What is expected: Reproduce every one of the rows below, character for character, with nothing added, dropped, or changed.

Data records:
* * *
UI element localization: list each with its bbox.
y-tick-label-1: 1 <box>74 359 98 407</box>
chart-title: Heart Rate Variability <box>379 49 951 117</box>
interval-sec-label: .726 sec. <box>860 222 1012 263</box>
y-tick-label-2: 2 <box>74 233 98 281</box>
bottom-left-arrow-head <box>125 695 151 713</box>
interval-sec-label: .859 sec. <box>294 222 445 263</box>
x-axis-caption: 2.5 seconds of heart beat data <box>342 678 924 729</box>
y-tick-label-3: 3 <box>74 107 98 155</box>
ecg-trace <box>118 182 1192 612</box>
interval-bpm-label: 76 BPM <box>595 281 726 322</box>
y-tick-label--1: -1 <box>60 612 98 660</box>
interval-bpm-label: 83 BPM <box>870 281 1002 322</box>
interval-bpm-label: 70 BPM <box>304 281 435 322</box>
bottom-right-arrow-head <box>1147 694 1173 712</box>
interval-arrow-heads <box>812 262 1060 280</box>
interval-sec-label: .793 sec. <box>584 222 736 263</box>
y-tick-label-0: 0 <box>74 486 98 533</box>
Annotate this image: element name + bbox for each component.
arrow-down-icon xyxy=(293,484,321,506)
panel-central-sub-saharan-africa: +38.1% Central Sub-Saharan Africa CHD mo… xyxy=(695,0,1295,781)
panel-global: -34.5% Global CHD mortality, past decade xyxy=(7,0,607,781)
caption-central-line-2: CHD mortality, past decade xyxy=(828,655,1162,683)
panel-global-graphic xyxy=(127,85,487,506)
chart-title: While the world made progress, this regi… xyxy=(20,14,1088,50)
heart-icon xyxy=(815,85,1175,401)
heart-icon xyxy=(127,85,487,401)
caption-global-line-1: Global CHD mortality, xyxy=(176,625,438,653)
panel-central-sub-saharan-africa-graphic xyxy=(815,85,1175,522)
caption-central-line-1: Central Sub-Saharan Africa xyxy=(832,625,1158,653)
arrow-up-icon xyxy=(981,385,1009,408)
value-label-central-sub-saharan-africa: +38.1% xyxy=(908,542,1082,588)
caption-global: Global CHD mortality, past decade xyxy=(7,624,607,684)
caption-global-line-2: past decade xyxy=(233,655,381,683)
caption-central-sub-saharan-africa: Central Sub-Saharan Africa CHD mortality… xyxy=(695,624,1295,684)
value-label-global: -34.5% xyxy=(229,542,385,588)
* * *
Task response:
UI element localization: list each with its bbox.
y-tick-label-1: 1 <box>74 359 98 407</box>
chart-title: Heart Rate Variability <box>379 49 951 117</box>
interval-sec-label: .726 sec. <box>860 222 1012 263</box>
y-tick-label-2: 2 <box>74 233 98 281</box>
bottom-left-arrow-head <box>125 695 151 713</box>
interval-sec-label: .859 sec. <box>294 222 445 263</box>
x-axis-caption: 2.5 seconds of heart beat data <box>342 678 924 729</box>
y-tick-label-3: 3 <box>74 107 98 155</box>
ecg-trace <box>118 182 1192 612</box>
interval-bpm-label: 76 BPM <box>595 281 726 322</box>
y-tick-label--1: -1 <box>60 612 98 660</box>
interval-bpm-label: 83 BPM <box>870 281 1002 322</box>
interval-bpm-label: 70 BPM <box>304 281 435 322</box>
bottom-right-arrow-head <box>1147 694 1173 712</box>
interval-arrow-heads <box>812 262 1060 280</box>
interval-sec-label: .793 sec. <box>584 222 736 263</box>
y-tick-label-0: 0 <box>74 486 98 533</box>
Annotate this image: element name + bbox for each component.
arrow-down-icon xyxy=(293,484,321,506)
panel-central-sub-saharan-africa: +38.1% Central Sub-Saharan Africa CHD mo… xyxy=(695,0,1295,781)
panel-global: -34.5% Global CHD mortality, past decade xyxy=(7,0,607,781)
caption-central-line-2: CHD mortality, past decade xyxy=(828,655,1162,683)
panel-global-graphic xyxy=(127,85,487,506)
chart-title: While the world made progress, this regi… xyxy=(20,14,1088,50)
heart-icon xyxy=(815,85,1175,401)
heart-icon xyxy=(127,85,487,401)
caption-global-line-1: Global CHD mortality, xyxy=(176,625,438,653)
panel-central-sub-saharan-africa-graphic xyxy=(815,85,1175,522)
caption-central-line-1: Central Sub-Saharan Africa xyxy=(832,625,1158,653)
arrow-up-icon xyxy=(981,385,1009,408)
value-label-central-sub-saharan-africa: +38.1% xyxy=(908,542,1082,588)
caption-global: Global CHD mortality, past decade xyxy=(7,624,607,684)
caption-global-line-2: past decade xyxy=(233,655,381,683)
caption-central-sub-saharan-africa: Central Sub-Saharan Africa CHD mortality… xyxy=(695,624,1295,684)
value-label-global: -34.5% xyxy=(229,542,385,588)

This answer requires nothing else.